■ Records supplied
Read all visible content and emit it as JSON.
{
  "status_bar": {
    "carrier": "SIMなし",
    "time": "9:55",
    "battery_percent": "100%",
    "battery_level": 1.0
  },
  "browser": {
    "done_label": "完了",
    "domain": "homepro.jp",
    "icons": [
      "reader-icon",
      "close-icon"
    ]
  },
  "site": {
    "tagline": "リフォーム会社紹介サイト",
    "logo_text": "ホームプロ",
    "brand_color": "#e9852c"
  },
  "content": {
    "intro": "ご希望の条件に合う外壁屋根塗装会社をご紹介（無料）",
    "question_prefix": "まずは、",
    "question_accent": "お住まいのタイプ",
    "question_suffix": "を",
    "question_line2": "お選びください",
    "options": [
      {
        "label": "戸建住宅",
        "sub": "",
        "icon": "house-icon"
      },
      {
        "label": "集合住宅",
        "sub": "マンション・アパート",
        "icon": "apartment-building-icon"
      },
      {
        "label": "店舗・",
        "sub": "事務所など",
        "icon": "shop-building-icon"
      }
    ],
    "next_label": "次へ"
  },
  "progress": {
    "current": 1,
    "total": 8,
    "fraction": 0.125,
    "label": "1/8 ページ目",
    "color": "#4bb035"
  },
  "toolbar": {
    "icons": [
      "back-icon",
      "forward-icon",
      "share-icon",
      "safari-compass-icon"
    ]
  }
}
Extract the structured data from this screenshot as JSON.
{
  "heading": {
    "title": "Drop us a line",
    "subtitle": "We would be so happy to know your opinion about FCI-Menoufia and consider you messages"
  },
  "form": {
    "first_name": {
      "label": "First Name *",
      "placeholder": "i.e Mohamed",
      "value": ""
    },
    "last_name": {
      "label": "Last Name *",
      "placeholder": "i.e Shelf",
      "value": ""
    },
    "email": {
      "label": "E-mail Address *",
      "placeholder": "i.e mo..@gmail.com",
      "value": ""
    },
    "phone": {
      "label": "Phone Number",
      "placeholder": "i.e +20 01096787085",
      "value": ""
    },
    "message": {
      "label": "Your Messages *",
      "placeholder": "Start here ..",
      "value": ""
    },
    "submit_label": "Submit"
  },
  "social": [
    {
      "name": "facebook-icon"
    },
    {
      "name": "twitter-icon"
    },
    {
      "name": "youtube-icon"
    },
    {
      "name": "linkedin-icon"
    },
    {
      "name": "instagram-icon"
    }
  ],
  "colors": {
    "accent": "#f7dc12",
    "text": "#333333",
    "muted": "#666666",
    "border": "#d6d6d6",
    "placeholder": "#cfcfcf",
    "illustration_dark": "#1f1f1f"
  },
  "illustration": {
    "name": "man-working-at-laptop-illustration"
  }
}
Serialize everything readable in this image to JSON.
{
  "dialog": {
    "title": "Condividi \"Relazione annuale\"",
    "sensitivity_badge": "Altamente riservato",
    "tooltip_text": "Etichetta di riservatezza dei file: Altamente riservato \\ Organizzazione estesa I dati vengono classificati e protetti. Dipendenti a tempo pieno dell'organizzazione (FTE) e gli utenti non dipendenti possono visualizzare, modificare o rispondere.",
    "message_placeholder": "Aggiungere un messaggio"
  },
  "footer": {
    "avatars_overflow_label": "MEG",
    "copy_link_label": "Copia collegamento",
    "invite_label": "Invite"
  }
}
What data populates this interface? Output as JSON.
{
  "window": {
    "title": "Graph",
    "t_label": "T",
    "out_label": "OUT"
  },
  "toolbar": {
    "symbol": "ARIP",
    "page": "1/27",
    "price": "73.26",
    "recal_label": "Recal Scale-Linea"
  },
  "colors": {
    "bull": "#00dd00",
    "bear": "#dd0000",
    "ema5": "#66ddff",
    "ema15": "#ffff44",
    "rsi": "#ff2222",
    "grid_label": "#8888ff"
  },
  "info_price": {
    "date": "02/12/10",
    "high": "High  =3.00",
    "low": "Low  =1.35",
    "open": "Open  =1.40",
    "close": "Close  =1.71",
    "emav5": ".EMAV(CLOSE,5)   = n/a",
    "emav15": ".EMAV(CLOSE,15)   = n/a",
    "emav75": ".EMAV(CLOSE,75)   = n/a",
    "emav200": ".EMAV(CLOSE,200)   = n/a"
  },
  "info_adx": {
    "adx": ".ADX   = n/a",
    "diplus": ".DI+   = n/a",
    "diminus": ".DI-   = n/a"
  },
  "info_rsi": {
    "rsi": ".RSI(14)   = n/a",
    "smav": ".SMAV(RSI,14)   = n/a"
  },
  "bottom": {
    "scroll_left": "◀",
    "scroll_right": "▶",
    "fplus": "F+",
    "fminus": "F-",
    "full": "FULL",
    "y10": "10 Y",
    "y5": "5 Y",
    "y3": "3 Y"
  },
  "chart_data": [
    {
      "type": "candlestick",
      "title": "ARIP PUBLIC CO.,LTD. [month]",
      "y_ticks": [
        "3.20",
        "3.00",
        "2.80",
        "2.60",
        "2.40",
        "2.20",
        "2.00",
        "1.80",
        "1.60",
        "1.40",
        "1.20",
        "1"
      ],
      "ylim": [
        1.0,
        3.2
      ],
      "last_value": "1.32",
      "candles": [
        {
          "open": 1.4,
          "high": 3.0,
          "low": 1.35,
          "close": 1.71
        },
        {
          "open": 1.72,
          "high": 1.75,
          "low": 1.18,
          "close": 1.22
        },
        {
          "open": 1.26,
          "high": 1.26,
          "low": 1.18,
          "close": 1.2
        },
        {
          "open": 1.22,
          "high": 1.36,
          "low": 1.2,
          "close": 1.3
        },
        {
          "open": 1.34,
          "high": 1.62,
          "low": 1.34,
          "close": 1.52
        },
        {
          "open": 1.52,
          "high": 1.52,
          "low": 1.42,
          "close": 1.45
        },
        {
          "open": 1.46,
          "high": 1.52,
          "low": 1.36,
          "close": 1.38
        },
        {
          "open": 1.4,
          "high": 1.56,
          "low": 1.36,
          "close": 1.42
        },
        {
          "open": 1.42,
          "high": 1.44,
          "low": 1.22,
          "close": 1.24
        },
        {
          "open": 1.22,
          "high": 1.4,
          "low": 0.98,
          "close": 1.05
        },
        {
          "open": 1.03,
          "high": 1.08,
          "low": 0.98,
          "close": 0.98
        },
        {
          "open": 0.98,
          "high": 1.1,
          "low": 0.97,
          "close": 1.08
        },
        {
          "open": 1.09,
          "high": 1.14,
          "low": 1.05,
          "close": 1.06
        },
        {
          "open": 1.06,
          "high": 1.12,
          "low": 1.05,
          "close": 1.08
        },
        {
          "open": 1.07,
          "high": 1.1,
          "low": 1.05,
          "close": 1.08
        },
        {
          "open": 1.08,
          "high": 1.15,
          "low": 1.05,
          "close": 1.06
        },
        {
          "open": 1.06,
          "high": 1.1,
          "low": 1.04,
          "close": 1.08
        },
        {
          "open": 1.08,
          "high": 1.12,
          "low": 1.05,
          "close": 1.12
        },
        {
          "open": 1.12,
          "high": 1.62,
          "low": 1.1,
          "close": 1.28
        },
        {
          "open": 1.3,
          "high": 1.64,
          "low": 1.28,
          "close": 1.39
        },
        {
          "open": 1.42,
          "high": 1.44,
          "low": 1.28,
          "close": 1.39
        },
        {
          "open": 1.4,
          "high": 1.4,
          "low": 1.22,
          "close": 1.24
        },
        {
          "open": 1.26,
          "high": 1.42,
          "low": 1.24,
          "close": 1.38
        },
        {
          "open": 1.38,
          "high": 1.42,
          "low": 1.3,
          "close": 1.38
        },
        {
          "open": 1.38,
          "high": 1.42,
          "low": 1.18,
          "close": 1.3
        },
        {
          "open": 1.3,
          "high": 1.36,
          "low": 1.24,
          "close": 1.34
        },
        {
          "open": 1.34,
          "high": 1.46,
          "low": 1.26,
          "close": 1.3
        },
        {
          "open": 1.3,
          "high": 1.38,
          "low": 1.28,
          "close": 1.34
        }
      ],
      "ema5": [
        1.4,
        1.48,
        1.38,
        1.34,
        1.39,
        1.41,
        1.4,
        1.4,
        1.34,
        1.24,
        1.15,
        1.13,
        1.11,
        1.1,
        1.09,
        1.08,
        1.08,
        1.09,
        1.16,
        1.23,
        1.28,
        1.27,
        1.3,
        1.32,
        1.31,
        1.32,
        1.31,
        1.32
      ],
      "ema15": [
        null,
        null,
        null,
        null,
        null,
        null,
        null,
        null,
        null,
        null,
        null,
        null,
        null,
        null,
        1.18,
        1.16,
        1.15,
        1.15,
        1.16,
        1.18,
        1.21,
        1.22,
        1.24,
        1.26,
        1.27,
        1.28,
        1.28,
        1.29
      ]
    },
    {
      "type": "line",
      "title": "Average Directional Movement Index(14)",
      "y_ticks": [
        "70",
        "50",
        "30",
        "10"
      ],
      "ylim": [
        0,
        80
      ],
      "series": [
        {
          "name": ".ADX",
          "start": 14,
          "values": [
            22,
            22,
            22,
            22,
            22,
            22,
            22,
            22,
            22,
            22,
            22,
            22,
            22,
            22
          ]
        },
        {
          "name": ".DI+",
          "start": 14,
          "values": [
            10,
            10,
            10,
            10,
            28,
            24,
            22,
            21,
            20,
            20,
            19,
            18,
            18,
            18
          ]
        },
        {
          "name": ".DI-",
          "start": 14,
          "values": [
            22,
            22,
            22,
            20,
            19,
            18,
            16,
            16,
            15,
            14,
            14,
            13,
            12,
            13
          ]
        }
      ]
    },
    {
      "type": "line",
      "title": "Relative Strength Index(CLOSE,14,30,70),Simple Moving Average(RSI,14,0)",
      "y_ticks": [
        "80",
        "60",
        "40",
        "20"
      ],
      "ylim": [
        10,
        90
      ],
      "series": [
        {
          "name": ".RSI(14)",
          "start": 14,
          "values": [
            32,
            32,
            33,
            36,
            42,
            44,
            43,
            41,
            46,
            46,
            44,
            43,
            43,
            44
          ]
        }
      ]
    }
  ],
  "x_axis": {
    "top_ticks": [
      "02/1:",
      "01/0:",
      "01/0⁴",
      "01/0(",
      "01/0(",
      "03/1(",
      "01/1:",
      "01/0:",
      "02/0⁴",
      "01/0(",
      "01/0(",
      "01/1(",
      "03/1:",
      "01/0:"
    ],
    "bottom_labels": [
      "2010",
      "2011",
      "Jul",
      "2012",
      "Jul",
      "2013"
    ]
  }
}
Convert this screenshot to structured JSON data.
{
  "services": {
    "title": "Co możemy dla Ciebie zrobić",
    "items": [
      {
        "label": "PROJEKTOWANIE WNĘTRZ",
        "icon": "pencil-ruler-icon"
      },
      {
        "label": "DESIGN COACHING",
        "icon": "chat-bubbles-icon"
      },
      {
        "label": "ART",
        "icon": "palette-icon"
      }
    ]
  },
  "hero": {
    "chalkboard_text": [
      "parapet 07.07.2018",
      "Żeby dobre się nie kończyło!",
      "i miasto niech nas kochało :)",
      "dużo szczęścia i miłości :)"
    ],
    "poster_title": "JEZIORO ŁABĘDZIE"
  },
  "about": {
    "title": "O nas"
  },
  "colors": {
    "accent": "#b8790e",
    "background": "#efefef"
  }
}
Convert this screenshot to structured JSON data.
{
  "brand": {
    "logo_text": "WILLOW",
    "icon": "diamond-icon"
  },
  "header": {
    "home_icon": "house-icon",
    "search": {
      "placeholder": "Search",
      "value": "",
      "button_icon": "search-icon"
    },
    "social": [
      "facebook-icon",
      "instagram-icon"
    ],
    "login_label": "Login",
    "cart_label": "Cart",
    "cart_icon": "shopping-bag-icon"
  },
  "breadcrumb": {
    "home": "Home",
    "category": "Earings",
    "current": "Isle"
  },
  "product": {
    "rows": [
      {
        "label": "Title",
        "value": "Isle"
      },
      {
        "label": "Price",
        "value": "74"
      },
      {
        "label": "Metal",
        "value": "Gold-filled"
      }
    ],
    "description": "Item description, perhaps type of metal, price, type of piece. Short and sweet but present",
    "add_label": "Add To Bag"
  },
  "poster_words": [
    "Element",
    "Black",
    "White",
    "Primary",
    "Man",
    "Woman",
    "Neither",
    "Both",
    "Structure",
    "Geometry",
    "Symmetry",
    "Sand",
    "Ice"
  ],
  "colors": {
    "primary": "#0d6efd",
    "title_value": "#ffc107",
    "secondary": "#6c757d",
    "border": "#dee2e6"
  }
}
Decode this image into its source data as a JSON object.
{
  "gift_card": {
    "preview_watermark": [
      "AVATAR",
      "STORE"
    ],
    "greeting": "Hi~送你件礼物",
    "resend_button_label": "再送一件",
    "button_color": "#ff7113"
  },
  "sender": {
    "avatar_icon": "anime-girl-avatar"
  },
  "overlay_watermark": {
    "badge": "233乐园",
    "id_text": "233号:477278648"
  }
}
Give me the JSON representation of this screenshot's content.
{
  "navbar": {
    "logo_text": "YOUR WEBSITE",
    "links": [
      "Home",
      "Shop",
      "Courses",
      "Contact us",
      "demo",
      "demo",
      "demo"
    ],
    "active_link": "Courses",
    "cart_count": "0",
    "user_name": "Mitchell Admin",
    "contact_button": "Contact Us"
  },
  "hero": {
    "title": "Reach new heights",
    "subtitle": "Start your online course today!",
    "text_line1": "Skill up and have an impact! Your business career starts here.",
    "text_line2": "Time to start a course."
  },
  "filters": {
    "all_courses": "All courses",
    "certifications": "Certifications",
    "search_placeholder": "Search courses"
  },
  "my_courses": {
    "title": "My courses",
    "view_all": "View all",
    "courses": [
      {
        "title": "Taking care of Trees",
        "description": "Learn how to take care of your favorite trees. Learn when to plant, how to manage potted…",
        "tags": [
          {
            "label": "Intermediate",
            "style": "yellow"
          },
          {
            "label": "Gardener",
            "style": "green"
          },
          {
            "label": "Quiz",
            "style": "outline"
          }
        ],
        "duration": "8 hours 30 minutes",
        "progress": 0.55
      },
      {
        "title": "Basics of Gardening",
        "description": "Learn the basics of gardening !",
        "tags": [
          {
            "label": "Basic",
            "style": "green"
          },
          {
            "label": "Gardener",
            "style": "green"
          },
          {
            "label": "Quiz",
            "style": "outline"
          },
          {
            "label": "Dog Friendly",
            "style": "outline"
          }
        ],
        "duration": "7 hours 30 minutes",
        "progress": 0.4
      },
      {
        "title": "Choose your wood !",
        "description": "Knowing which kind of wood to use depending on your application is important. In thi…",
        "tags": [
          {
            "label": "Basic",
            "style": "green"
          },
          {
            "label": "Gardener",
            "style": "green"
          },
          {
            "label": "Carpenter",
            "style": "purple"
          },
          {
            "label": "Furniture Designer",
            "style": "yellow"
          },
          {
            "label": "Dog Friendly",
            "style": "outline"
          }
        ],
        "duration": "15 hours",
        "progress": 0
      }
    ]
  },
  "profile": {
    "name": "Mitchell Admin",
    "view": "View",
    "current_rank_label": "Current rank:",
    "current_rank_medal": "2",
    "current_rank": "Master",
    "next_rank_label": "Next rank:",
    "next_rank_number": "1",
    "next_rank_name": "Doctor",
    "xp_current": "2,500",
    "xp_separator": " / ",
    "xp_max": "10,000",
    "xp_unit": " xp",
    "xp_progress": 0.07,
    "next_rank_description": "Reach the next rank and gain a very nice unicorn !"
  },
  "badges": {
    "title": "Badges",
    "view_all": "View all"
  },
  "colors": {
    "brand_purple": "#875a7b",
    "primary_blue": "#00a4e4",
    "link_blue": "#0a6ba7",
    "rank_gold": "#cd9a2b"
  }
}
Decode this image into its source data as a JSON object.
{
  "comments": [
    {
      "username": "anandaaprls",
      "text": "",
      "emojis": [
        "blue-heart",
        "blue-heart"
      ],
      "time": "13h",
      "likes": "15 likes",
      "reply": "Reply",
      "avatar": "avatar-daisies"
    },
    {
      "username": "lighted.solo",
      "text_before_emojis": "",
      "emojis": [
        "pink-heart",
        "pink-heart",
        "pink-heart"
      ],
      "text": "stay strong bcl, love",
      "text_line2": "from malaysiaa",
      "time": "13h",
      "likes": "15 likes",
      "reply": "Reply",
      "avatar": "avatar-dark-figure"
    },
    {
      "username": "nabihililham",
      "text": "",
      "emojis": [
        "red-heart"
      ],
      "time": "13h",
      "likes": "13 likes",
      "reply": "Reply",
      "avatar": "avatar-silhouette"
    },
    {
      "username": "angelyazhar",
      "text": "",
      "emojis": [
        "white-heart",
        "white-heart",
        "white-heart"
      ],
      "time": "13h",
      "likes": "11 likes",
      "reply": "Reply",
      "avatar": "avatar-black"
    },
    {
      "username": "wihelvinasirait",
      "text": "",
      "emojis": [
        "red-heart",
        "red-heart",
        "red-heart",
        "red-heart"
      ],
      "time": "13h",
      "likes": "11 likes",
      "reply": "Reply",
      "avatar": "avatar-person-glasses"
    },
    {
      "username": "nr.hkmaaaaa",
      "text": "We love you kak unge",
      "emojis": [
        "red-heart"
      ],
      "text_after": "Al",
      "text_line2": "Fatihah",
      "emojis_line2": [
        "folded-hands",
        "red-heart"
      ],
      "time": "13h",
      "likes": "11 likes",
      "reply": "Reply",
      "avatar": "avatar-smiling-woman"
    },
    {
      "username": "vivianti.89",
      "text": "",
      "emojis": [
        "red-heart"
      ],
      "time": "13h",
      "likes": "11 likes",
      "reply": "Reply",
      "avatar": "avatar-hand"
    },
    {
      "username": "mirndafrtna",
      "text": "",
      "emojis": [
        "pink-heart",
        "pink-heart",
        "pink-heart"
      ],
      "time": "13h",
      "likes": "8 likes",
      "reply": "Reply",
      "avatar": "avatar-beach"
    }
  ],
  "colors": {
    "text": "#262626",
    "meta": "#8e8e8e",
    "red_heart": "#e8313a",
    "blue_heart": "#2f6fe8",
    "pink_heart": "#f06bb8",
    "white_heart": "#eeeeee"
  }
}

■ Task
Filter the records for lines holding the string "Index". Copy each one.

■ Finished task
      "title": "Average Directional Movement Index(14)",
      "title": "Relative Strength Index(CLOSE,14,30,70),Simple Moving Average(RSI,14,0)",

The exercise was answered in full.